Written task:
Copy each line of the data below exactly, leaving out pictures.

Task inputs:
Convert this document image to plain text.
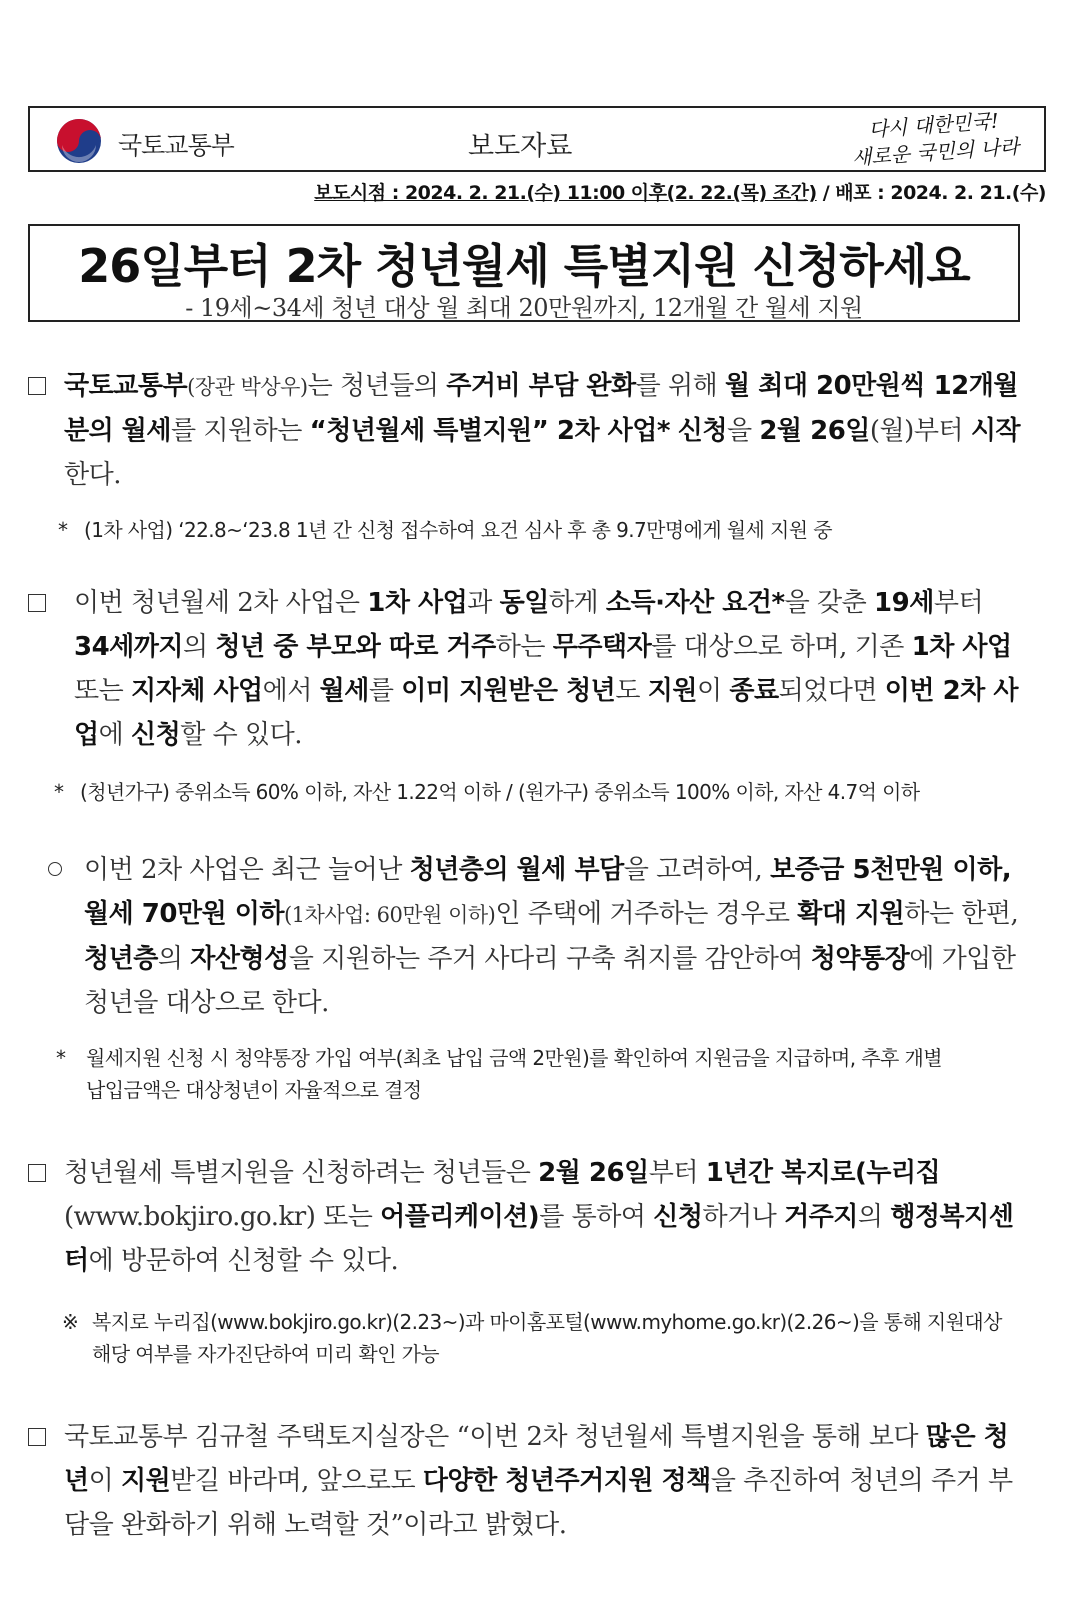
국토교통부	보도자료
다시 대한민국!
새로운 국민의 나라
보도시점 : 2024. 2. 21.(수) 11:00 이후(2. 22.(목) 조간) / 배포 : 2024. 2. 21.(수)
26일부터 2차 청년월세 특별지원 신청하세요
- 19세~34세 청년 대상 월 최대 20만원까지, 12개월 간 월세 지원
국토교통부(장관 박상우)는 청년들의 주거비 부담 완화를 위해 월 최대 20만원씩 12개월 분의 월세를 지원하는 “청년월세 특별지원” 2차 사업* 신청을 2월 26일(월)부터 시작한다.
* (1차 사업) ‘22.8~‘23.8 1년 간 신청 접수하여 요건 심사 후 총 9.7만명에게 월세 지원 중
이번 청년월세 2차 사업은 1차 사업과 동일하게 소득·자산 요건*을 갖춘 19세부터 34세까지의 청년 중 부모와 따로 거주하는 무주택자를 대상으로 하며, 기존 1차 사업 또는 지자체 사업에서 월세를 이미 지원받은 청년도 지원이 종료되었다면 이번 2차 사업에 신청할 수 있다.
* (청년가구) 중위소득 60% 이하, 자산 1.22억 이하 / (원가구) 중위소득 100% 이하, 자산 4.7억 이하
이번 2차 사업은 최근 늘어난 청년층의 월세 부담을 고려하여, 보증금 5천만원 이하, 월세 70만원 이하(1차사업: 60만원 이하)인 주택에 거주하는 경우로 확대 지원하는 한편, 청년층의 자산형성을 지원하는 주거 사다리 구축 취지를 감안하여 청약통장에 가입한 청년을 대상으로 한다.
*	월세지원 신청 시 청약통장 가입 여부(최초 납입 금액 2만원)를 확인하여 지원금을 지급하며, 추후 개별 납입금액은 대상청년이 자율적으로 결정
청년월세 특별지원을 신청하려는 청년들은 2월 26일부터 1년간 복지로(누리집(www.bokjiro.go.kr) 또는 어플리케이션)를 통하여 신청하거나 거주지의 행정복지센터에 방문하여 신청할 수 있다.
※ 복지로 누리집(www.bokjiro.go.kr)(2.23~)과 마이홈포털(www.myhome.go.kr)(2.26~)을 통해 지원대상 해당 여부를 자가진단하여 미리 확인 가능
국토교통부 김규철 주택토지실장은 “이번 2차 청년월세 특별지원을 통해 보다 많은 청년이 지원받길 바라며, 앞으로도 다양한 청년주거지원 정책을 추진하여 청년의 주거 부담을 완화하기 위해 노력할 것”이라고 밝혔다.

Correct response:
Convert this document image to plain text.
국토교통부	보도자료
다시 대한민국!
새로운 국민의 나라
보도시점 : 2024. 2. 21.(수) 11:00 이후(2. 22.(목) 조간) / 배포 : 2024. 2. 21.(수)
26일부터 2차 청년월세 특별지원 신청하세요
- 19세~34세 청년 대상 월 최대 20만원까지, 12개월 간 월세 지원
국토교통부(장관 박상우)는 청년들의 주거비 부담 완화를 위해 월 최대 20만원씩 12개월 분의 월세를 지원하는 “청년월세 특별지원” 2차 사업* 신청을 2월 26일(월)부터 시작한다.
* (1차 사업) ‘22.8~‘23.8 1년 간 신청 접수하여 요건 심사 후 총 9.7만명에게 월세 지원 중
이번 청년월세 2차 사업은 1차 사업과 동일하게 소득·자산 요건*을 갖춘 19세부터 34세까지의 청년 중 부모와 따로 거주하는 무주택자를 대상으로 하며, 기존 1차 사업 또는 지자체 사업에서 월세를 이미 지원받은 청년도 지원이 종료되었다면 이번 2차 사업에 신청할 수 있다.
* (청년가구) 중위소득 60% 이하, 자산 1.22억 이하 / (원가구) 중위소득 100% 이하, 자산 4.7억 이하
이번 2차 사업은 최근 늘어난 청년층의 월세 부담을 고려하여, 보증금 5천만원 이하, 월세 70만원 이하(1차사업: 60만원 이하)인 주택에 거주하는 경우로 확대 지원하는 한편, 청년층의 자산형성을 지원하는 주거 사다리 구축 취지를 감안하여 청약통장에 가입한 청년을 대상으로 한다.
*	월세지원 신청 시 청약통장 가입 여부(최초 납입 금액 2만원)를 확인하여 지원금을 지급하며, 추후 개별 납입금액은 대상청년이 자율적으로 결정
청년월세 특별지원을 신청하려는 청년들은 2월 26일부터 1년간 복지로(누리집(www.bokjiro.go.kr) 또는 어플리케이션)를 통하여 신청하거나 거주지의 행정복지센터에 방문하여 신청할 수 있다.
※ 복지로 누리집(www.bokjiro.go.kr)(2.23~)과 마이홈포털(www.myhome.go.kr)(2.26~)을 통해 지원대상 해당 여부를 자가진단하여 미리 확인 가능
국토교통부 김규철 주택토지실장은 “이번 2차 청년월세 특별지원을 통해 보다 많은 청년이 지원받길 바라며, 앞으로도 다양한 청년주거지원 정책을 추진하여 청년의 주거 부담을 완화하기 위해 노력할 것”이라고 밝혔다.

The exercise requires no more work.